-------- Text excerpt

Least-Squares (Model Fitting) Algorithms

Least Squares Definition
Trust-Region-Reflective Least Squares
Interior-Point Linear Least Squares
Levenberg-Marquardt Method
lsqlin Active-Set Algorithm

Least Squares Definition

Least squares, in general, is the problem of finding a vector x that is a local minimizer to a function that is a sum of squares, possibly subject to some constraints:

$\min_{x} {‖ F (x) ‖}_{2}^{2} = \min_{x} \sum_{i} F_{i}^{2} (x)$

such that A·x ≤ b, Aeq·x = beq, lb ≤ x ≤ ub.

There are several Optimization Toolbox™ solvers available for various types of F(x) and various types of constraints:

Solver	F(x)	Constraints
`mldivide`	C·x – d	None
`lsqnonneg`	C·x – d	x ≥ 0
`lsqlin`	C·x – d	Bound, linear
`lsqnonlin`	General F(x)	Bound
`lsqcurvefit`	F(x, xdata) – ydata	Bound

There are five least-squares algorithms in Optimization Toolbox solvers, in addition to the algorithms used in mldivide:

Trust-region-reflective
Levenberg-Marquardt
lsqlin active-set
lsqlin interior-point
The algorithm used by lsqnonneg

All the algorithms except the lsqlin active-set algorithm are large-scale; see Large-Scale vs. Medium-Scale Algorithms. For a general survey of nonlinear least-squares methods, see Dennis [8]. Specific details on the Levenberg-Marquardt method can be found in Moré [28].

Trust-Region-Reflective Least Squares

Trust-Region-Reflective Least Squares Algorithm

Many of the methods used in Optimization Toolbox solvers are based on trust regions, a simple yet powerful concept in optimization.

To understand the trust-region approach to optimization, consider the unconstrained minimization problem, minimize f(x), where the function takes vector arguments and returns scalars. Suppose you are at a point x in n-space and you want to improve, i.e., move to a point with a lower function value. The basic idea is to approximate f with a simpler function q, which reasonably reflects the behavior of function f in a neighborhood N around the point x. This neighborhood is the trust region. A trial step s is computed by minimizing (or approximately minimizing) over N. This is the trust-region subproblem,

\min_{s} {q (s), s \in N} .

(11-1)

The current point is updated to be x + s if f(x + s) < f(x); otherwise, the current point remains unchanged and N, the region of trust, is shrunk and the trial step computation is repeated.

----------------

== Your objective ==
Please continue the least-squares algorithms text from its last sentence, picking up the trust-region explanation right after it.

-------- Records shown

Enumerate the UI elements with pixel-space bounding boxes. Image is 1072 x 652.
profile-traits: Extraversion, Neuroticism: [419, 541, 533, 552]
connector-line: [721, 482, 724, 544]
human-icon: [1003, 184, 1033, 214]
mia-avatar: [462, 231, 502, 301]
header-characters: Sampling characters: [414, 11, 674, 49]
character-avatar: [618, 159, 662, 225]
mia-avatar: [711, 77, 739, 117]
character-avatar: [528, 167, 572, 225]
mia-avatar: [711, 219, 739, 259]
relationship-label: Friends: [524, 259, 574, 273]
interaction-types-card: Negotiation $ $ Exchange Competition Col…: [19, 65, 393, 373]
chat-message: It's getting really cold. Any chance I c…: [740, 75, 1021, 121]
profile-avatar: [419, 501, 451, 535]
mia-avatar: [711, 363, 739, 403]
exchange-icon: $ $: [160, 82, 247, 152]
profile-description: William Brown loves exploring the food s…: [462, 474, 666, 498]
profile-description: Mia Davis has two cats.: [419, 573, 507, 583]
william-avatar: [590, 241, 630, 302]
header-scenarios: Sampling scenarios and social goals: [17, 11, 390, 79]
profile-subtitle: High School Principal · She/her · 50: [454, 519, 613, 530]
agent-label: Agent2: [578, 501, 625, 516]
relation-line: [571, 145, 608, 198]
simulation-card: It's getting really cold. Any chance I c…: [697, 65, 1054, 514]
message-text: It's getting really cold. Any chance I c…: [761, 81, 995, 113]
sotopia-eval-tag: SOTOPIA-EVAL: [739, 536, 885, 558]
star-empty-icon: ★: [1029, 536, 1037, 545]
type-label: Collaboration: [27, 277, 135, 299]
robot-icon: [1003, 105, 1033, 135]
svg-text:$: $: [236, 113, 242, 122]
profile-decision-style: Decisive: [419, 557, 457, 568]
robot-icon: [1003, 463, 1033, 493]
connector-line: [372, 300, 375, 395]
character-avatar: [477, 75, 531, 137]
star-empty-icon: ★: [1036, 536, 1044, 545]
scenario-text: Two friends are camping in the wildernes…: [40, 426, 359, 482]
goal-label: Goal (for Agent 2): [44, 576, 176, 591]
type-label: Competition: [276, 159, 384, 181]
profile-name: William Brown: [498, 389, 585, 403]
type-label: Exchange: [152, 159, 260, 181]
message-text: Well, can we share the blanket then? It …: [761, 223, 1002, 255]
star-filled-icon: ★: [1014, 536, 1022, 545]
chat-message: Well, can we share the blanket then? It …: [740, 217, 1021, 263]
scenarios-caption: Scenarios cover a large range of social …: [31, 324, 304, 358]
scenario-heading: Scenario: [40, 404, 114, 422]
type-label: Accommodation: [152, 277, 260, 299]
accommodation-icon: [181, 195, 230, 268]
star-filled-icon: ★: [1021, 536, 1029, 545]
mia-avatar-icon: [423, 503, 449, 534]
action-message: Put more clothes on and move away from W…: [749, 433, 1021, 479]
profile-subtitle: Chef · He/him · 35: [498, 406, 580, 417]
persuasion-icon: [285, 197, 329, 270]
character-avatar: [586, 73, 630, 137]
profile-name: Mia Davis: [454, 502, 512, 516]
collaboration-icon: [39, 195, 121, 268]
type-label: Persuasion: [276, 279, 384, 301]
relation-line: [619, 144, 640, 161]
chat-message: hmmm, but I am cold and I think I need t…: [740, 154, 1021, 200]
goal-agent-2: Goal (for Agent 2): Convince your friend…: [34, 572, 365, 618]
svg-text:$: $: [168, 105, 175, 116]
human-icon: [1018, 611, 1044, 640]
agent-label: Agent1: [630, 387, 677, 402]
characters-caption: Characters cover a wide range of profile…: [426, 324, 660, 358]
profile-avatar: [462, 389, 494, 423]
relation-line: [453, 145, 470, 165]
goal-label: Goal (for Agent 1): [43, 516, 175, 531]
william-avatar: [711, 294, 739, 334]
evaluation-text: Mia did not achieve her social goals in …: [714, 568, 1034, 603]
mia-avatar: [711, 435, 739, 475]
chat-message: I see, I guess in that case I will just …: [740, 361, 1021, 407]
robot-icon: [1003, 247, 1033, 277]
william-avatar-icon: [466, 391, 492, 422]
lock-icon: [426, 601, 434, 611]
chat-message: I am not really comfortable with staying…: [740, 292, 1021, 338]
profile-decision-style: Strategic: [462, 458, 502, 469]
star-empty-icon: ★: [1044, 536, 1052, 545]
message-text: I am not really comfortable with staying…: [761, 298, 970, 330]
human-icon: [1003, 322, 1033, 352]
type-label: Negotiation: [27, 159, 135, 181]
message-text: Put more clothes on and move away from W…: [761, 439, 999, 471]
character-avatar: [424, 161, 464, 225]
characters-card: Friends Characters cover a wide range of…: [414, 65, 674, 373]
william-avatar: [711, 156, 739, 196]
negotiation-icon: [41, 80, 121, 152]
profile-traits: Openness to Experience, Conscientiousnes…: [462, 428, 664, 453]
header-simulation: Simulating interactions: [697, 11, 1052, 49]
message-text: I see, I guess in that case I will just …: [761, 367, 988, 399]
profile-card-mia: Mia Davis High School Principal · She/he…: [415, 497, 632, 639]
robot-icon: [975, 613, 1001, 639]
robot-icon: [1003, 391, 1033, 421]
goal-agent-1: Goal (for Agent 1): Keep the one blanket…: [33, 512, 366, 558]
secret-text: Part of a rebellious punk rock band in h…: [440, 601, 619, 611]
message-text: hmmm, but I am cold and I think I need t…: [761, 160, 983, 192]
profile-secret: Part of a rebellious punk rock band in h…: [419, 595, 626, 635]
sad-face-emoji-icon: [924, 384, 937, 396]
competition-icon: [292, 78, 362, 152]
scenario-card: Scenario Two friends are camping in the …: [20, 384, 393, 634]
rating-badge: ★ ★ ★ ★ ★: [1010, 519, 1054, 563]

----------------
-------- Records shown

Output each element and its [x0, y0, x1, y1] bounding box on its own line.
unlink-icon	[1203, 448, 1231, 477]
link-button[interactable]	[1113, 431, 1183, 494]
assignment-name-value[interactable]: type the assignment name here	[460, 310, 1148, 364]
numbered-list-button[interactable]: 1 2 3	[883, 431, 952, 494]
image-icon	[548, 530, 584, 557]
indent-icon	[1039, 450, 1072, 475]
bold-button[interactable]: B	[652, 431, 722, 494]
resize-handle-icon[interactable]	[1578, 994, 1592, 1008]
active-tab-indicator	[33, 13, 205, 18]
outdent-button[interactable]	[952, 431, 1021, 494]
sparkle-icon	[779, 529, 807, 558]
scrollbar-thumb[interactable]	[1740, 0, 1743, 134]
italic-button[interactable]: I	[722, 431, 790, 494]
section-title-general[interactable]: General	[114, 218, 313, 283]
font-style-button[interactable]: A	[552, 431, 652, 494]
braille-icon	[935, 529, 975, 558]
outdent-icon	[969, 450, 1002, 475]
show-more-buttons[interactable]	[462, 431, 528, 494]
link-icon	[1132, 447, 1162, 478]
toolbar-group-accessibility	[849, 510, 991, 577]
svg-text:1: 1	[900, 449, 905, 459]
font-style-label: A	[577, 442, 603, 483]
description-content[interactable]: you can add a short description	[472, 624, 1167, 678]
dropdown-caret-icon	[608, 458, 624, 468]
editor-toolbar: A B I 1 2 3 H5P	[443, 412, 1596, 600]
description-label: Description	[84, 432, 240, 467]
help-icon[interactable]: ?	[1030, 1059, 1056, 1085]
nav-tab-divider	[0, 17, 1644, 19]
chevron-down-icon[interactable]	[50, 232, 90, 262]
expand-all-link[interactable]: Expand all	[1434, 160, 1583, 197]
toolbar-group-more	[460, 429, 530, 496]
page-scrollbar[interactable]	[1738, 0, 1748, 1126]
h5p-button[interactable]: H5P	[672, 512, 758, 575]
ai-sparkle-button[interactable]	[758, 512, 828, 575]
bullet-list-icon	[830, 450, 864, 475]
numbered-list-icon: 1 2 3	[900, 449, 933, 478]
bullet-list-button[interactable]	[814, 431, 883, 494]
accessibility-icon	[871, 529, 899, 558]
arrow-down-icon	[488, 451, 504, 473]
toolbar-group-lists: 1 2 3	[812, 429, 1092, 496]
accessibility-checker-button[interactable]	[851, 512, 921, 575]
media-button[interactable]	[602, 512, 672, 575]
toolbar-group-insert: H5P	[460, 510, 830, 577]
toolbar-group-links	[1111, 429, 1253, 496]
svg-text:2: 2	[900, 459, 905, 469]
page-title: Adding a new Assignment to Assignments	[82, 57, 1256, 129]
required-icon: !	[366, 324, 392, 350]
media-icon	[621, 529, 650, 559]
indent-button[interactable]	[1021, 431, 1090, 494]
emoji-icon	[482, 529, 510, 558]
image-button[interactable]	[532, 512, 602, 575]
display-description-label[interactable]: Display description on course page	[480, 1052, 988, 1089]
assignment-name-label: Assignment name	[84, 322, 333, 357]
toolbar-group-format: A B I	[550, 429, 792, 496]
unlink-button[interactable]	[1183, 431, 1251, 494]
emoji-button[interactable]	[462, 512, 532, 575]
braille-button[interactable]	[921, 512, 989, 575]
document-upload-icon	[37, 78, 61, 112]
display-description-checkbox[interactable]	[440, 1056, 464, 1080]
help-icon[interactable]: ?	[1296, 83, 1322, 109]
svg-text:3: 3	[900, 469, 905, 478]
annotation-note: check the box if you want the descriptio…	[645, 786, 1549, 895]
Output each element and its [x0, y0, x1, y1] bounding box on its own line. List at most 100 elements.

----------------
-------- Records shown

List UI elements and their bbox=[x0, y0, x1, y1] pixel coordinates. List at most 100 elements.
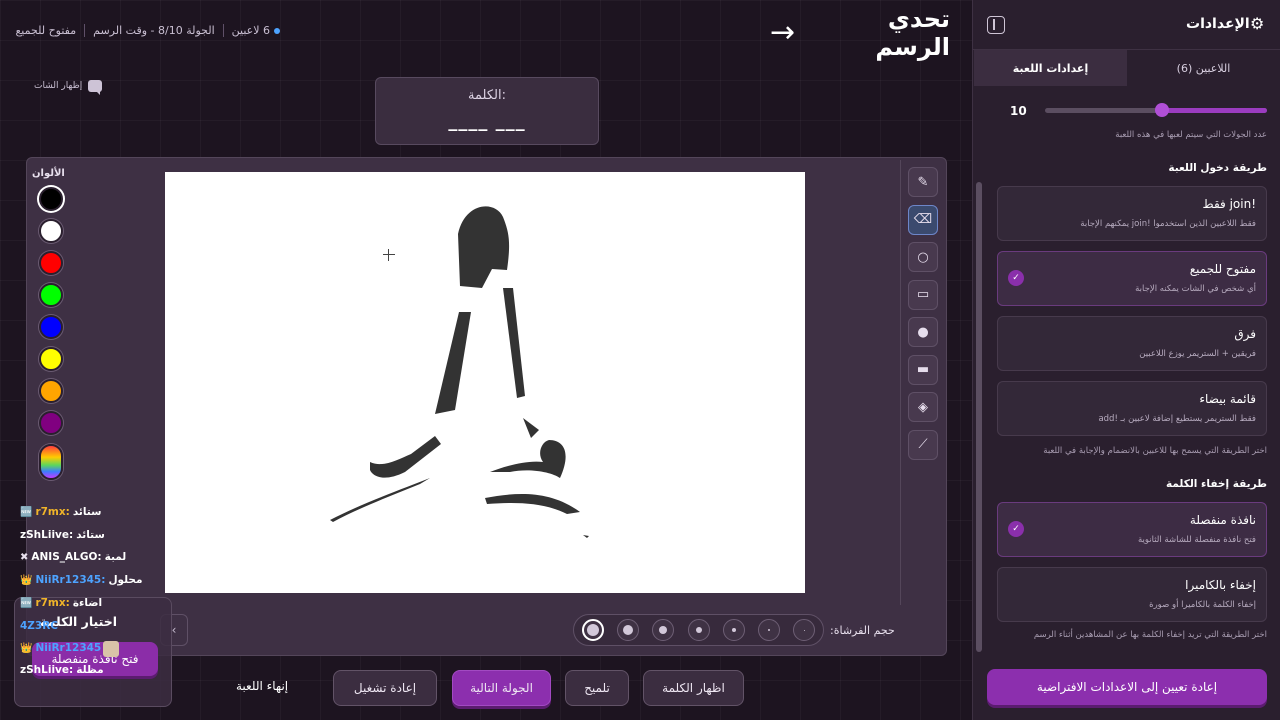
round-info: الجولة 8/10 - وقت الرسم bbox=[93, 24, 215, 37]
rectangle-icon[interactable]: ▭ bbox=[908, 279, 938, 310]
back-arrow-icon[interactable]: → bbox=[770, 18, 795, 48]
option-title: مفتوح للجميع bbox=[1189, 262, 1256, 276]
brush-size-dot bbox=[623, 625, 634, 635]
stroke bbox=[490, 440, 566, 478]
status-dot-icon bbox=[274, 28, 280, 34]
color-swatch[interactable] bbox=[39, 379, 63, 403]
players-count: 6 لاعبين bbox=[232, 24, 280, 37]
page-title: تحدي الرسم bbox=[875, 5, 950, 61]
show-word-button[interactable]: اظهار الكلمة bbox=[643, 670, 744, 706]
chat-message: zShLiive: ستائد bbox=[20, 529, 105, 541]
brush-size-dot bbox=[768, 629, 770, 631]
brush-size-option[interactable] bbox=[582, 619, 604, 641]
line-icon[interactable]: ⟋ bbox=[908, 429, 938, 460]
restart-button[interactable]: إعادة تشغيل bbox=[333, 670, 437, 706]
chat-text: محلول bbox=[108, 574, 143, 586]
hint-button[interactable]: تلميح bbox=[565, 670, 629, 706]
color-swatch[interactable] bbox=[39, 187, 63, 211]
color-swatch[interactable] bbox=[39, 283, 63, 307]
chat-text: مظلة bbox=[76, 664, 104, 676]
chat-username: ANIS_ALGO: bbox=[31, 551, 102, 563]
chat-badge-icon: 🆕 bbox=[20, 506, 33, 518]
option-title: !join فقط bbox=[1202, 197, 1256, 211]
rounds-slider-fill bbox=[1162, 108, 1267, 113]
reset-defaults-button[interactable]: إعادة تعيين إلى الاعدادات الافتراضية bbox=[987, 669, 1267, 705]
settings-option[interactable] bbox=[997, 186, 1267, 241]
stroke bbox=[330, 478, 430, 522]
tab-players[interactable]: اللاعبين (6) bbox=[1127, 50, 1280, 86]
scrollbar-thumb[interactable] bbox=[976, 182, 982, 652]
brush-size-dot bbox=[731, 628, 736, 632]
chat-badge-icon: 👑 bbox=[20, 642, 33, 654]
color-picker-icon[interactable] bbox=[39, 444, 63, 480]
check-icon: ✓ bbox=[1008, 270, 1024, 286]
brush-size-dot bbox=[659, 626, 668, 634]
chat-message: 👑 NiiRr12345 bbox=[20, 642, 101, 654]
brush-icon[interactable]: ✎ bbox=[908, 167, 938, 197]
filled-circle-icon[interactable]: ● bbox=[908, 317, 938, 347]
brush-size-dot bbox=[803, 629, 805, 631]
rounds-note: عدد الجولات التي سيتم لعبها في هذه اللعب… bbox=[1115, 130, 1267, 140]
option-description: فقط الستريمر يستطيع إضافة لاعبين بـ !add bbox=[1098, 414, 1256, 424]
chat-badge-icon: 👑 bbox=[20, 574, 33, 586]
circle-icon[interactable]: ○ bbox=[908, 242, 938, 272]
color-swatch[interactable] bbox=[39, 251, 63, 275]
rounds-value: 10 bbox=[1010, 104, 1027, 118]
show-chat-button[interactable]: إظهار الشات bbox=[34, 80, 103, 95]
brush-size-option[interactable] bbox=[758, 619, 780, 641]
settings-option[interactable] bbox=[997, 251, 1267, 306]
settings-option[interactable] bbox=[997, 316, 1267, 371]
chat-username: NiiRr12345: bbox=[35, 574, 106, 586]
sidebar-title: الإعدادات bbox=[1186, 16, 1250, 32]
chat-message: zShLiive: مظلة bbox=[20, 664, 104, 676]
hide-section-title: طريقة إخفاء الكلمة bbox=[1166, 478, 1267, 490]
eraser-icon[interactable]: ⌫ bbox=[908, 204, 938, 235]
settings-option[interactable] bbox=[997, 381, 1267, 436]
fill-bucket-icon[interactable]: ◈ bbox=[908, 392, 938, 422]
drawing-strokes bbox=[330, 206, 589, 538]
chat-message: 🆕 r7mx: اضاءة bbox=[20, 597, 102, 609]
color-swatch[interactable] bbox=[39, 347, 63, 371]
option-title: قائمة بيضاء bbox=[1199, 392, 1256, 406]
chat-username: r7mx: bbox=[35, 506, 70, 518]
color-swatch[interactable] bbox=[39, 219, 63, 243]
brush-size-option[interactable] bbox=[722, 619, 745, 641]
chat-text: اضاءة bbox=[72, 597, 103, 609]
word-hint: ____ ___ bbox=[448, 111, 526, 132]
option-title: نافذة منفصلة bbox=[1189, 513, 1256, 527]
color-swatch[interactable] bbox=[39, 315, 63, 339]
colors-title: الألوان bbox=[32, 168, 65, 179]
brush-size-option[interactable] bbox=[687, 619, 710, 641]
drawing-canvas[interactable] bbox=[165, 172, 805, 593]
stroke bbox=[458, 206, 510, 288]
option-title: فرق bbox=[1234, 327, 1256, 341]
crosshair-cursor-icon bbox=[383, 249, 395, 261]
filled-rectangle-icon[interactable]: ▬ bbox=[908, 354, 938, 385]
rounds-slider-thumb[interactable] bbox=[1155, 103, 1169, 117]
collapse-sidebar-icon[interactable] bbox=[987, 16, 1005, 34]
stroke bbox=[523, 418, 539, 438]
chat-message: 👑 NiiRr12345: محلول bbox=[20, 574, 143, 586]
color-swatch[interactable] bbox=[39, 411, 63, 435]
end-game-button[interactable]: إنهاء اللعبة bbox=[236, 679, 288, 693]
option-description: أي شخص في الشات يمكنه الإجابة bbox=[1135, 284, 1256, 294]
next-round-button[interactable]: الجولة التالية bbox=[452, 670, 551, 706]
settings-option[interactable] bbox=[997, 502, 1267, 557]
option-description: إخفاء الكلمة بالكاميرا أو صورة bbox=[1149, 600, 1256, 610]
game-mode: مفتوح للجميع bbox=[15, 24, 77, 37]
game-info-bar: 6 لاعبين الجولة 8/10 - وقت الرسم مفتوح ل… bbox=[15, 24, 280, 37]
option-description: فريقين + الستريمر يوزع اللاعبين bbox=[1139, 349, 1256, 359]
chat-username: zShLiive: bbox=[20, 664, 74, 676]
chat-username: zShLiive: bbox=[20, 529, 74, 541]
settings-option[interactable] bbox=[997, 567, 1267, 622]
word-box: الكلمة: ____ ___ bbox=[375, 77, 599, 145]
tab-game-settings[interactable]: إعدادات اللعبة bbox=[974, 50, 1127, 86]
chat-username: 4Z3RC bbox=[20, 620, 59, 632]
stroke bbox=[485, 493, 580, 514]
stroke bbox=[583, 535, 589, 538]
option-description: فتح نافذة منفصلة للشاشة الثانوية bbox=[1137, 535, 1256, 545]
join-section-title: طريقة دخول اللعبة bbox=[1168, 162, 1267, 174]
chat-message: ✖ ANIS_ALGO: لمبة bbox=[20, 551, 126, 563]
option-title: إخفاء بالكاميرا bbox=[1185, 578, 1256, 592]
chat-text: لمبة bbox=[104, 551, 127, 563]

----------------

== Final result ==
The key questions in defining a specific trust-region approach to minimizing f(x) are how to choose and compute the approximation q (defined at the current point x), how to choose and modify the trust region N, and how accurately to solve the trust-region subproblem. This section focuses on the unconstrained problem. Later sections discuss additional complications due to the presence of constraints on the variables.

In the standard trust-region method ([48]), the quadratic approximation q is defined by the first two terms of the Taylor approximation to F at x; the neighborhood N is usually spherical or ellipsoidal in shape. Mathematically the trust-region subproblem is typically stated

\min {\frac{1}{2} s^{T} H s + s^{T} g such that ‖ D s ‖ \leq Δ},

(11-2)

where g is the gradient of f at the current point x, H is the Hessian matrix (the symmetric matrix of second derivatives), D is a diagonal scaling matrix, Δ is a positive scalar, and ∥ . ∥ is the 2-norm. Good algorithms exist for solving Equation 11-2 (see [48]); such algorithms typically involve the computation of a full eigensystem and a Newton process applied to the secular equation

$\frac{1}{Δ} - \frac{1}{‖ s ‖} = 0.$

Such algorithms provide an accurate solution to Equation 11-2. However, they require time proportional to several factorizations of H. Therefore, for trust-region problems a different approach is needed. Several approximation and heuristic strategies, based on Equation 11-2, have been proposed in the literature ([42] and [50]). The approximation approach followed in Optimization Toolbox solvers is to restrict the trust-region subproblem to a two-dimensional subspace S ([39] and [42]). Once the subspace S has been computed, the work to solve Equation 11-2 is trivial even if full eigenvalue/eigenvector information is needed (since in the subspace, the problem is only two-dimensional). The dominant work has now shifted to the determination of the subspace.

The two-dimensional subspace S is determined with the aid of a preconditioned conjugate gradient process described below. The solver defines S as the linear space spanned by s₁ and s₂, where s₁ is in the direction of the gradient g, and s₂ is either an approximate Newton direction, i.e., a solution to

H \cdot s_{2} = - g,

(11-3)

or a direction of negative curvature,

s_{2}^{T} \cdot H \cdot s_{2} < 0.

(11-4)

The philosophy behind this choice of S is to force global convergence (via the steepest descent direction or negative curvature direction) and achieve fast local convergence (via the Newton step, when it exists).

A sketch of unconstrained minimization using trust-region ideas is now easy to give:

Formulate the two-dimensional trust-region subproblem.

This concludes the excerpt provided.